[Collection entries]
** START **

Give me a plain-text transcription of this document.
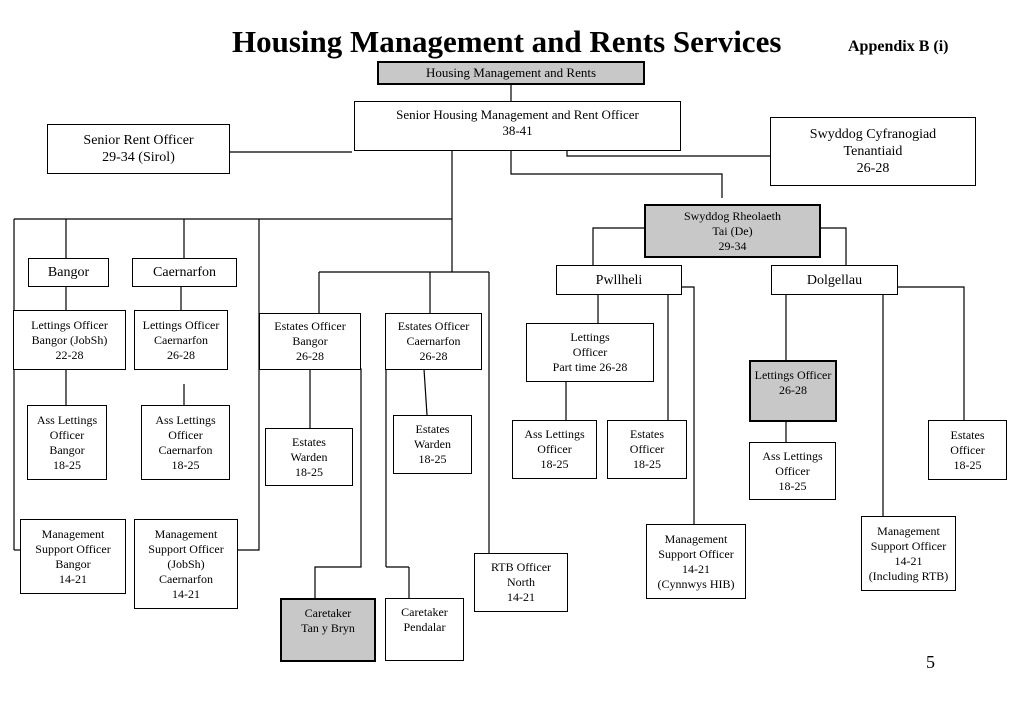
Housing Management and Rents Services	Appendix B (i)
5
Housing Management and Rents
Senior Housing Management and Rent Officer
38-41
Senior Rent Officer
29-34 (Sirol)
Swyddog Cyfranogiad
Tenantiaid
26-28
Swyddog Rheolaeth
Tai (De)
29-34
Bangor	Caernarfon	Pwllheli	Dolgellau
Lettings Officer
Bangor (JobSh)
22-28
Lettings Officer
Caernarfon
26-28
Estates Officer
Bangor
26-28
Estates Officer
Caernarfon
26-28
Lettings
Officer
Part time 26-28
Lettings Officer
26-28
Ass Lettings
Officer
Bangor
18-25
Ass Lettings
Officer
Caernarfon
18-25
Estates
Warden
18-25
Estates
Warden
18-25
Ass Lettings
Officer
18-25
Estates
Officer
18-25
Ass Lettings
Officer
18-25
Estates
Officer
18-25
Management
Support Officer
Bangor
14-21
Management
Support Officer
(JobSh)
Caernarfon
14-21
RTB Officer
North
14-21
Management
Support Officer
14-21
(Cynnwys HIB)
Management
Support Officer
14-21
(Including RTB)
Caretaker
Tan y Bryn
Caretaker
Pendalar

** END **

### The problem
In the records above, find each line with the word "Senior" and copy it.

### Exercise output
Senior Housing Management and Rent Officer
Senior Rent Officer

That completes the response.